[Set task]: Write out the complete material exactly as it stands.

[Figure record listings]
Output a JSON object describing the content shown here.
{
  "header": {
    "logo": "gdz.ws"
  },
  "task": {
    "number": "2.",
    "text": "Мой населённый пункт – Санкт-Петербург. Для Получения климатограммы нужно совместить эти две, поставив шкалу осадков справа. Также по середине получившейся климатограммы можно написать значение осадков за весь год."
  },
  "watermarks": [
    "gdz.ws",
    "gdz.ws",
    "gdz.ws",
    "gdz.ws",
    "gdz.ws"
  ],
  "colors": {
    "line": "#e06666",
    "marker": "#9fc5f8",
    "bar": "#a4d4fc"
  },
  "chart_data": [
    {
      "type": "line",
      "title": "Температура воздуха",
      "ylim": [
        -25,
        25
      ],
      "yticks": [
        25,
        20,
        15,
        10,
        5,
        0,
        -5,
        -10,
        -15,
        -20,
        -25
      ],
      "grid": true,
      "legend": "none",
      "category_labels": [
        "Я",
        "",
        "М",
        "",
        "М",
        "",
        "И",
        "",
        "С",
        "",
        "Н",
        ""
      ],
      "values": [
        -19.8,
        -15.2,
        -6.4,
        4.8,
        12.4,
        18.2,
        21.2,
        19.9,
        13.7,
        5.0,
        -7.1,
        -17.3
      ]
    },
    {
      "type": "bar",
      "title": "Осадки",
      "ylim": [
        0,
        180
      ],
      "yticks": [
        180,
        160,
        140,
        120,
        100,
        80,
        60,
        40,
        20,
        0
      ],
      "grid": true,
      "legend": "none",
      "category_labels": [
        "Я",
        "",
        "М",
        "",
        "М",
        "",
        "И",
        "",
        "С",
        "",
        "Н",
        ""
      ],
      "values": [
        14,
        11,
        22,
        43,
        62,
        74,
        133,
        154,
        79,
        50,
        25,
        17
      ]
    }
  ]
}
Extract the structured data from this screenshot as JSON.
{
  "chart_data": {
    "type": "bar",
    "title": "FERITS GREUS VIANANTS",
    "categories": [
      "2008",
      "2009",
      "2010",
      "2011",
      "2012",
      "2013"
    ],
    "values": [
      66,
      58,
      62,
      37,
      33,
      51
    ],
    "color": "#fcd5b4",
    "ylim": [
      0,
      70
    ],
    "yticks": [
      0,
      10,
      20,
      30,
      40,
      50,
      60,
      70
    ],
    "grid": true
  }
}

[Output for this exercise]:
Output a JSON object describing the content shown here.
{
  "header": {
    "logo": "gdz.ws"
  },
  "task": {
    "number": "2.",
    "text": "Мой населённый пункт – Санкт-Петербург. Для Получения климатограммы нужно совместить эти две, поставив шкалу осадков справа. Также по середине получившейся климатограммы можно написать значение осадков за весь год."
  },
  "watermarks": [
    "gdz.ws",
    "gdz.ws",
    "gdz.ws",
    "gdz.ws",
    "gdz.ws"
  ],
  "colors": {
    "line": "#e06666",
    "marker": "#9fc5f8",
    "bar": "#a4d4fc"
  },
  "chart_data": [
    {
      "type": "line",
      "title": "Температура воздуха",
      "ylim": [
        -25,
        25
      ],
      "yticks": [
        25,
        20,
        15,
        10,
        5,
        0,
        -5,
        -10,
        -15,
        -20,
        -25
      ],
      "grid": true,
      "legend": "none",
      "category_labels": [
        "Я",
        "",
        "М",
        "",
        "М",
        "",
        "И",
        "",
        "С",
        "",
        "Н",
        ""
      ],
      "values": [
        -19.8,
        -15.2,
        -6.4,
        4.8,
        12.4,
        18.2,
        21.2,
        19.9,
        13.7,
        5.0,
        -7.1,
        -17.3
      ]
    },
    {
      "type": "bar",
      "title": "Осадки",
      "ylim": [
        0,
        180
      ],
      "yticks": [
        180,
        160,
        140,
        120,
        100,
        80,
        60,
        40,
        20,
        0
      ],
      "grid": true,
      "legend": "none",
      "category_labels": [
        "Я",
        "",
        "М",
        "",
        "М",
        "",
        "И",
        "",
        "С",
        "",
        "Н",
        ""
      ],
      "values": [
        14,
        11,
        22,
        43,
        62,
        74,
        133,
        154,
        79,
        50,
        25,
        17
      ]
    }
  ]
}
Extract the structured data from this screenshot as JSON.
{
  "chart_data": {
    "type": "bar",
    "title": "FERITS GREUS VIANANTS",
    "categories": [
      "2008",
      "2009",
      "2010",
      "2011",
      "2012",
      "2013"
    ],
    "values": [
      66,
      58,
      62,
      37,
      33,
      51
    ],
    "color": "#fcd5b4",
    "ylim": [
      0,
      70
    ],
    "yticks": [
      0,
      10,
      20,
      30,
      40,
      50,
      60,
      70
    ],
    "grid": true
  }
}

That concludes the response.